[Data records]
*-*-*
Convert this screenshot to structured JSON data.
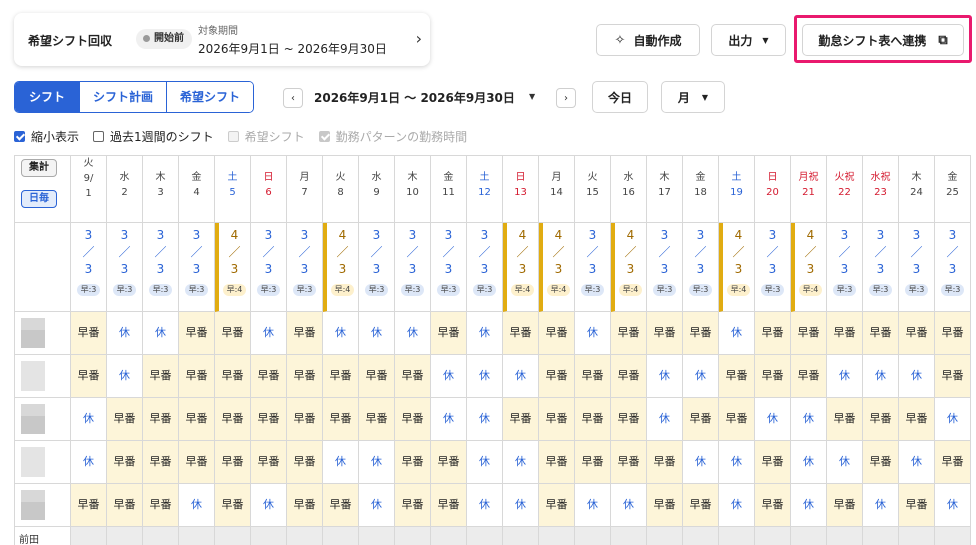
{
  "collect_card": {
    "title": "希望シフト回収",
    "status": "開始前",
    "period_label": "対象期間",
    "period_value": "2026年9月1日 ~ 2026年9月30日"
  },
  "toolbar": {
    "auto_create": "自動作成",
    "export": "出力",
    "link_attendance": "勤怠シフト表へ連携"
  },
  "view_tabs": [
    "シフト",
    "シフト計画",
    "希望シフト"
  ],
  "date_range": "2026年9月1日 〜 2026年9月30日",
  "today_button": "今日",
  "period_select": "月",
  "checkboxes": [
    {
      "label": "縮小表示",
      "checked": true,
      "disabled": false
    },
    {
      "label": "過去1週間のシフト",
      "checked": false,
      "disabled": false
    },
    {
      "label": "希望シフト",
      "checked": false,
      "disabled": true
    },
    {
      "label": "勤務パターンの勤務時間",
      "checked": true,
      "disabled": true
    }
  ],
  "grid": {
    "total_label": "集計",
    "daily_label": "日毎",
    "days": [
      {
        "wd": "火",
        "d": "9/\n1",
        "type": "weekday",
        "need": "3",
        "have": "3",
        "tag": "早:3",
        "warm": false
      },
      {
        "wd": "水",
        "d": "2",
        "type": "weekday",
        "need": "3",
        "have": "3",
        "tag": "早:3",
        "warm": false
      },
      {
        "wd": "木",
        "d": "3",
        "type": "weekday",
        "need": "3",
        "have": "3",
        "tag": "早:3",
        "warm": false
      },
      {
        "wd": "金",
        "d": "4",
        "type": "weekday",
        "need": "3",
        "have": "3",
        "tag": "早:3",
        "warm": false
      },
      {
        "wd": "土",
        "d": "5",
        "type": "sat",
        "need": "4",
        "have": "3",
        "tag": "早:4",
        "warm": true
      },
      {
        "wd": "日",
        "d": "6",
        "type": "sun",
        "need": "3",
        "have": "3",
        "tag": "早:3",
        "warm": false
      },
      {
        "wd": "月",
        "d": "7",
        "type": "weekday",
        "need": "3",
        "have": "3",
        "tag": "早:3",
        "warm": false
      },
      {
        "wd": "火",
        "d": "8",
        "type": "weekday",
        "need": "4",
        "have": "3",
        "tag": "早:4",
        "warm": true
      },
      {
        "wd": "水",
        "d": "9",
        "type": "weekday",
        "need": "3",
        "have": "3",
        "tag": "早:3",
        "warm": false
      },
      {
        "wd": "木",
        "d": "10",
        "type": "weekday",
        "need": "3",
        "have": "3",
        "tag": "早:3",
        "warm": false
      },
      {
        "wd": "金",
        "d": "11",
        "type": "weekday",
        "need": "3",
        "have": "3",
        "tag": "早:3",
        "warm": false
      },
      {
        "wd": "土",
        "d": "12",
        "type": "sat",
        "need": "3",
        "have": "3",
        "tag": "早:3",
        "warm": false
      },
      {
        "wd": "日",
        "d": "13",
        "type": "sun",
        "need": "4",
        "have": "3",
        "tag": "早:4",
        "warm": true
      },
      {
        "wd": "月",
        "d": "14",
        "type": "weekday",
        "need": "4",
        "have": "3",
        "tag": "早:4",
        "warm": true
      },
      {
        "wd": "火",
        "d": "15",
        "type": "weekday",
        "need": "3",
        "have": "3",
        "tag": "早:3",
        "warm": false
      },
      {
        "wd": "水",
        "d": "16",
        "type": "weekday",
        "need": "4",
        "have": "3",
        "tag": "早:4",
        "warm": true
      },
      {
        "wd": "木",
        "d": "17",
        "type": "weekday",
        "need": "3",
        "have": "3",
        "tag": "早:3",
        "warm": false
      },
      {
        "wd": "金",
        "d": "18",
        "type": "weekday",
        "need": "3",
        "have": "3",
        "tag": "早:3",
        "warm": false
      },
      {
        "wd": "土",
        "d": "19",
        "type": "sat",
        "need": "4",
        "have": "3",
        "tag": "早:4",
        "warm": true
      },
      {
        "wd": "日",
        "d": "20",
        "type": "sun",
        "need": "3",
        "have": "3",
        "tag": "早:3",
        "warm": false
      },
      {
        "wd": "月祝",
        "d": "21",
        "type": "sun",
        "need": "4",
        "have": "3",
        "tag": "早:4",
        "warm": true
      },
      {
        "wd": "火祝",
        "d": "22",
        "type": "sun",
        "need": "3",
        "have": "3",
        "tag": "早:3",
        "warm": false
      },
      {
        "wd": "水祝",
        "d": "23",
        "type": "sun",
        "need": "3",
        "have": "3",
        "tag": "早:3",
        "warm": false
      },
      {
        "wd": "木",
        "d": "24",
        "type": "weekday",
        "need": "3",
        "have": "3",
        "tag": "早:3",
        "warm": false
      },
      {
        "wd": "金",
        "d": "25",
        "type": "weekday",
        "need": "3",
        "have": "3",
        "tag": "早:3",
        "warm": false
      }
    ],
    "shift_labels": {
      "early": "早番",
      "off": "休"
    },
    "rows": [
      [
        "early",
        "off",
        "off",
        "early",
        "early",
        "off",
        "early",
        "off",
        "off",
        "off",
        "early",
        "off",
        "early",
        "early",
        "off",
        "early",
        "early",
        "early",
        "off",
        "early",
        "early",
        "early",
        "early",
        "early",
        "early"
      ],
      [
        "early",
        "off",
        "early",
        "early",
        "early",
        "early",
        "early",
        "early",
        "early",
        "early",
        "off",
        "off",
        "off",
        "early",
        "early",
        "early",
        "off",
        "off",
        "early",
        "early",
        "early",
        "off",
        "off",
        "off",
        "early"
      ],
      [
        "off",
        "early",
        "early",
        "early",
        "early",
        "early",
        "early",
        "early",
        "early",
        "early",
        "off",
        "off",
        "early",
        "early",
        "early",
        "early",
        "off",
        "early",
        "early",
        "off",
        "off",
        "early",
        "early",
        "early",
        "off"
      ],
      [
        "off",
        "early",
        "early",
        "early",
        "early",
        "early",
        "early",
        "off",
        "off",
        "early",
        "early",
        "off",
        "off",
        "early",
        "early",
        "early",
        "early",
        "off",
        "off",
        "early",
        "off",
        "off",
        "early",
        "off",
        "early"
      ],
      [
        "early",
        "early",
        "early",
        "off",
        "early",
        "off",
        "early",
        "early",
        "off",
        "early",
        "early",
        "off",
        "off",
        "early",
        "off",
        "off",
        "early",
        "early",
        "off",
        "early",
        "off",
        "early",
        "off",
        "early",
        "off"
      ]
    ],
    "last_row_name": "前田"
  }
}
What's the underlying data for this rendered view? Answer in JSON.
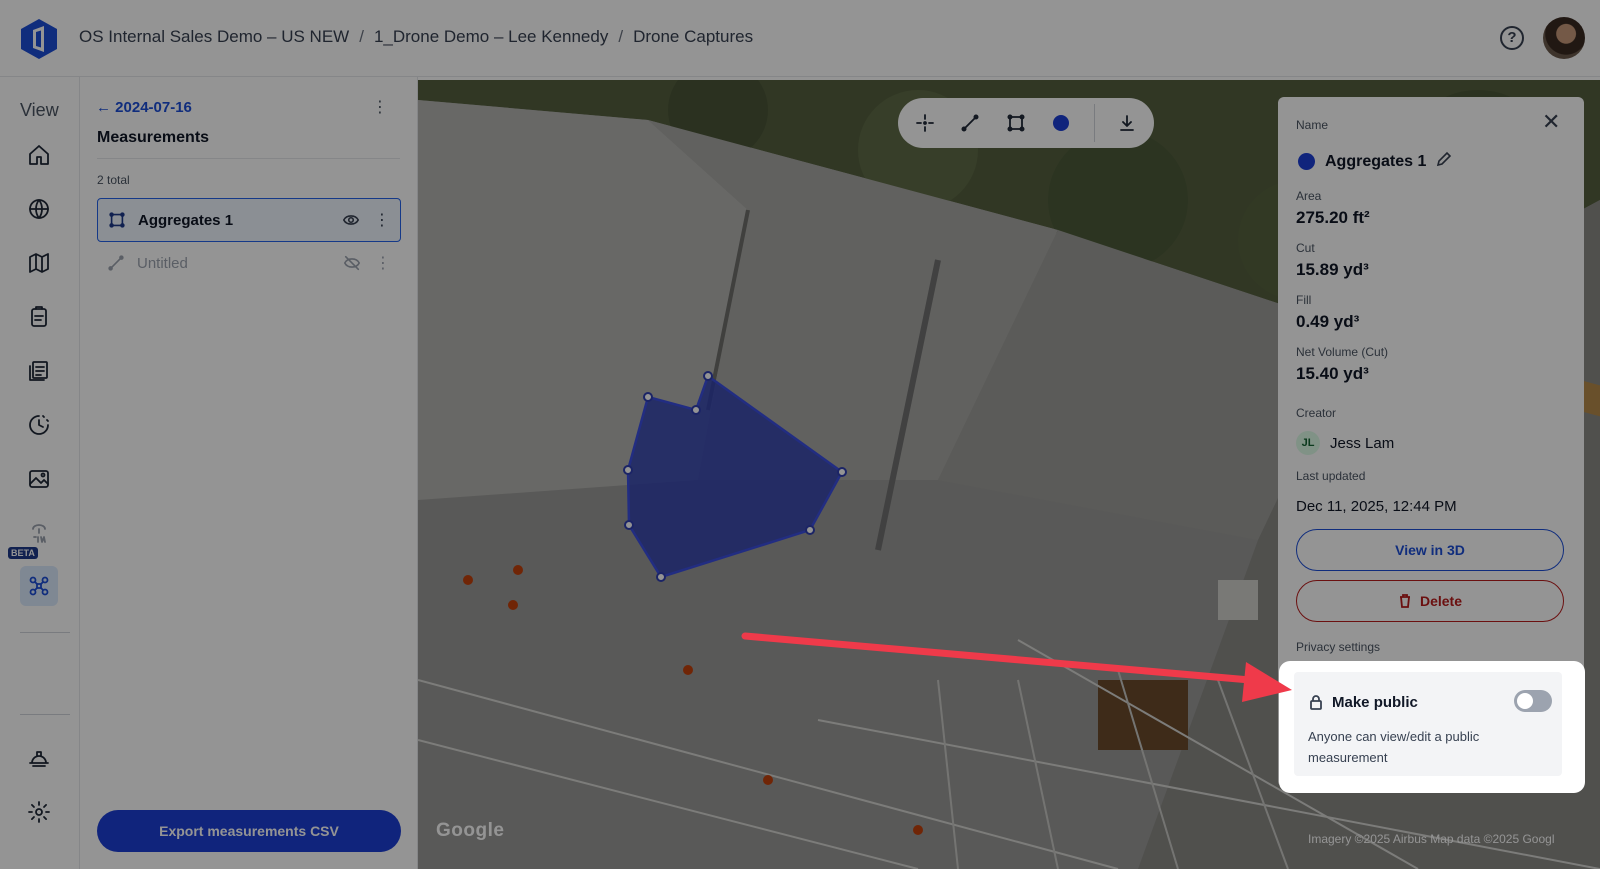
{
  "breadcrumb": [
    "OS Internal Sales Demo – US NEW",
    "1_Drone Demo – Lee Kennedy",
    "Drone Captures"
  ],
  "breadcrumb_sep": "/",
  "help_label": "?",
  "rail": {
    "title": "View",
    "items": [
      "home-icon",
      "globe-icon",
      "map-icon",
      "clipboard-icon",
      "reports-icon",
      "timeline-icon",
      "image-icon",
      "bim-icon",
      "drone-icon"
    ],
    "beta_label": "BETA",
    "bottom_items": [
      "hardhat-icon",
      "gear-icon"
    ]
  },
  "panel": {
    "back_label": "← 2024-07-16",
    "more_label": "⋮",
    "title": "Measurements",
    "total": "2 total",
    "rows": [
      {
        "label": "Aggregates 1",
        "visible": true,
        "selected": true
      },
      {
        "label": "Untitled",
        "visible": false,
        "selected": false
      }
    ],
    "row_more": "⋮",
    "export_label": "Export measurements CSV"
  },
  "map": {
    "google_label": "Google",
    "attribution": "Imagery ©2025 Airbus Map data ©2025 Googl",
    "toolbar": [
      "crosshair-icon",
      "line-icon",
      "polygon-icon",
      "color-dot-icon",
      "download-icon"
    ]
  },
  "details": {
    "name_label": "Name",
    "name": "Aggregates 1",
    "close": "✕",
    "area_label": "Area",
    "area": "275.20 ft²",
    "cut_label": "Cut",
    "cut": "15.89 yd³",
    "fill_label": "Fill",
    "fill": "0.49 yd³",
    "net_label": "Net Volume (Cut)",
    "net": "15.40 yd³",
    "creator_label": "Creator",
    "creator_initials": "JL",
    "creator_name": "Jess Lam",
    "updated_label": "Last updated",
    "updated": "Dec 11, 2025, 12:44 PM",
    "view3d_label": "View in 3D",
    "delete_label": "Delete",
    "privacy_label": "Privacy settings",
    "public_title": "Make public",
    "public_desc": "Anyone can view/edit a public measurement",
    "public_on": false
  },
  "colors": {
    "accent": "#1d3fd6",
    "danger": "#b91c1c",
    "polygon_fill": "#2f3fb0",
    "arrow": "#ef3a4a"
  }
}
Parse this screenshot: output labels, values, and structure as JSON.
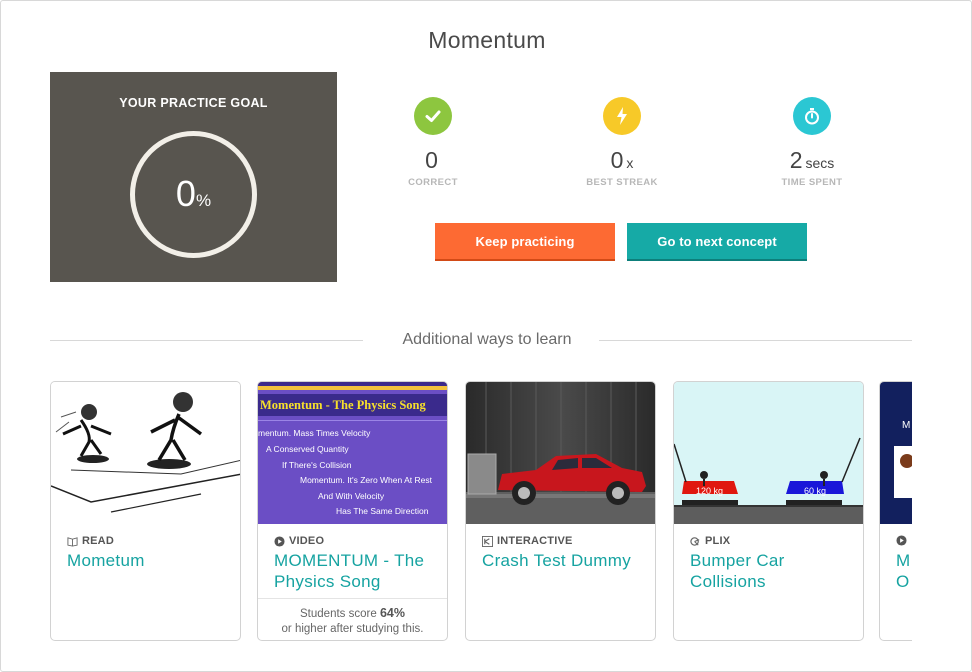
{
  "page": {
    "title": "Momentum"
  },
  "goal": {
    "title": "YOUR PRACTICE GOAL",
    "value": "0",
    "unit": "%",
    "progress_fraction": 0
  },
  "stats": [
    {
      "value": "0",
      "unit": "",
      "label": "CORRECT",
      "icon": "checkmark-icon",
      "color": "#8dc63f"
    },
    {
      "value": "0",
      "unit": "x",
      "label": "BEST STREAK",
      "icon": "lightning-icon",
      "color": "#f7c928"
    },
    {
      "value": "2",
      "unit": "secs",
      "label": "TIME SPENT",
      "icon": "stopwatch-icon",
      "color": "#2bc7d3"
    }
  ],
  "buttons": {
    "keep": "Keep practicing",
    "next": "Go to next concept"
  },
  "colors": {
    "accent_orange": "#fd6a33",
    "accent_teal": "#16aaa6",
    "link_teal": "#16a3a1",
    "goal_bg": "#58554f"
  },
  "section": {
    "heading": "Additional ways to learn"
  },
  "cards": [
    {
      "type": "READ",
      "icon": "book-icon",
      "title": "Mometum",
      "footer": null
    },
    {
      "type": "VIDEO",
      "icon": "play-icon",
      "title": "MOMENTUM - The Physics Song",
      "thumb_banner": "Momentum - The Physics Song",
      "thumb_lines": [
        "mentum. Mass Times Velocity",
        "A Conserved Quantity",
        "If There's Collision",
        "Momentum. It's Zero When At Rest",
        "And With Velocity",
        "Has The Same Direction"
      ],
      "footer": {
        "pre": "Students score",
        "score": "64%",
        "post": "or higher after studying this."
      }
    },
    {
      "type": "INTERACTIVE",
      "icon": "interactive-icon",
      "title": "Crash Test Dummy",
      "footer": null
    },
    {
      "type": "PLIX",
      "icon": "plix-icon",
      "title": "Bumper Car Collisions",
      "thumb_labels": [
        "120 kg",
        "60 kg"
      ],
      "footer": null
    },
    {
      "type": "",
      "icon": "play-icon",
      "title": "M\nO",
      "thumb_text": "M",
      "footer": null
    }
  ]
}
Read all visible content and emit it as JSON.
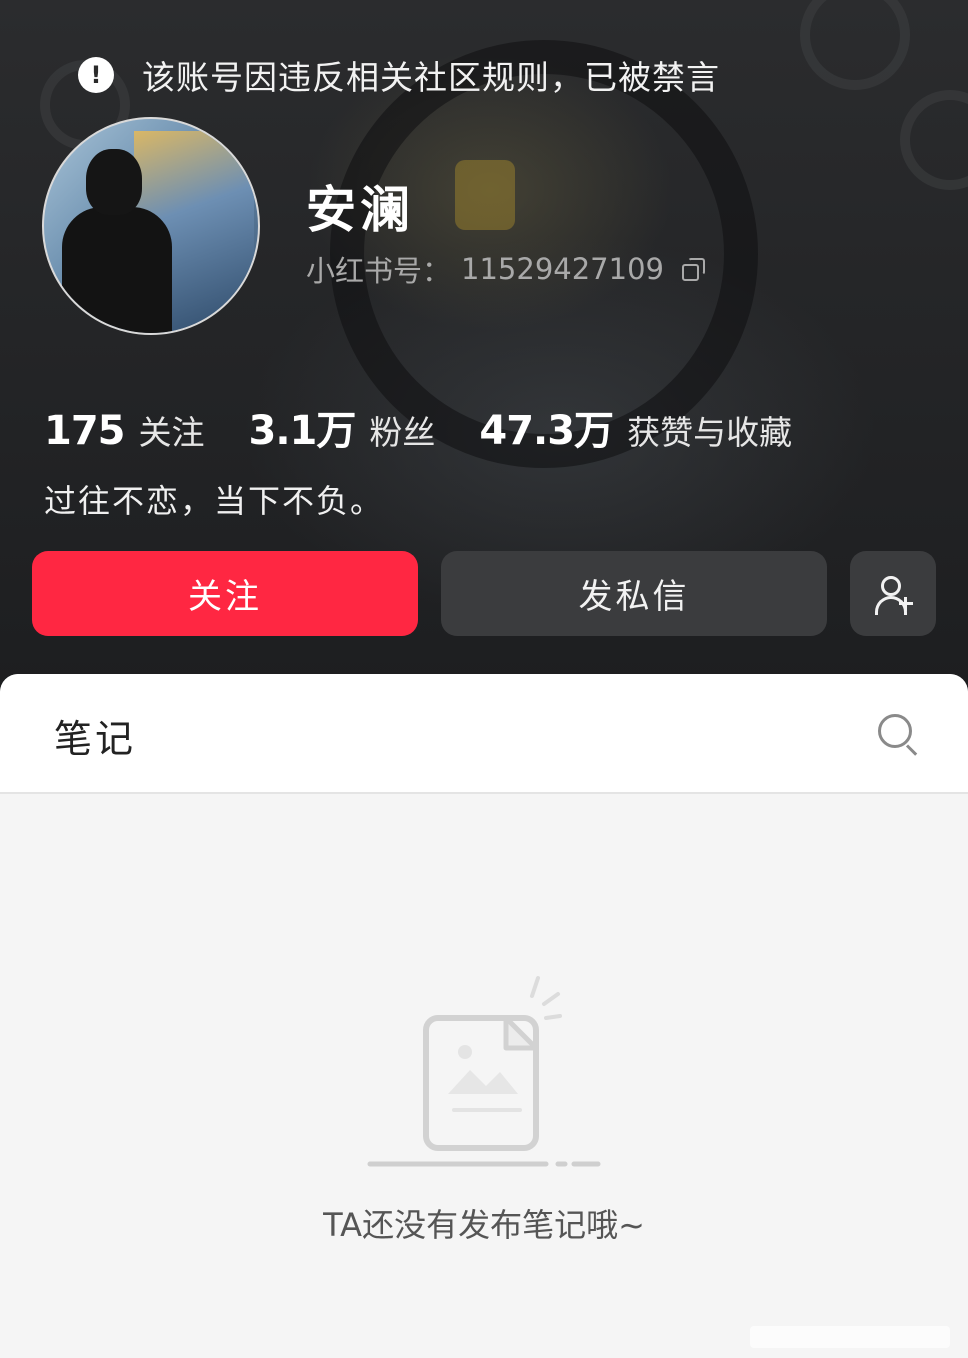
{
  "notice": {
    "icon": "exclamation-circle-icon",
    "text": "该账号因违反相关社区规则，已被禁言"
  },
  "profile": {
    "name": "安澜",
    "id_label": "小红书号：",
    "id_value": "11529427109",
    "bio": "过往不恋，当下不负。"
  },
  "stats": [
    {
      "value": "175",
      "label": "关注"
    },
    {
      "value": "3.1万",
      "label": "粉丝"
    },
    {
      "value": "47.3万",
      "label": "获赞与收藏"
    }
  ],
  "actions": {
    "follow": "关注",
    "message": "发私信",
    "add_friend_icon": "add-user-icon"
  },
  "tabs": {
    "notes": "笔记",
    "search_icon": "search-icon"
  },
  "empty_state": {
    "icon": "empty-document-icon",
    "text": "TA还没有发布笔记哦~"
  },
  "colors": {
    "accent": "#ff2742",
    "header_bg": "#252628",
    "button_dark": "#3b3c3e"
  }
}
*-*-*
- [What is required]
Give only the number of lines in the material above that hold the word "Aggregates".

- [Full response]
2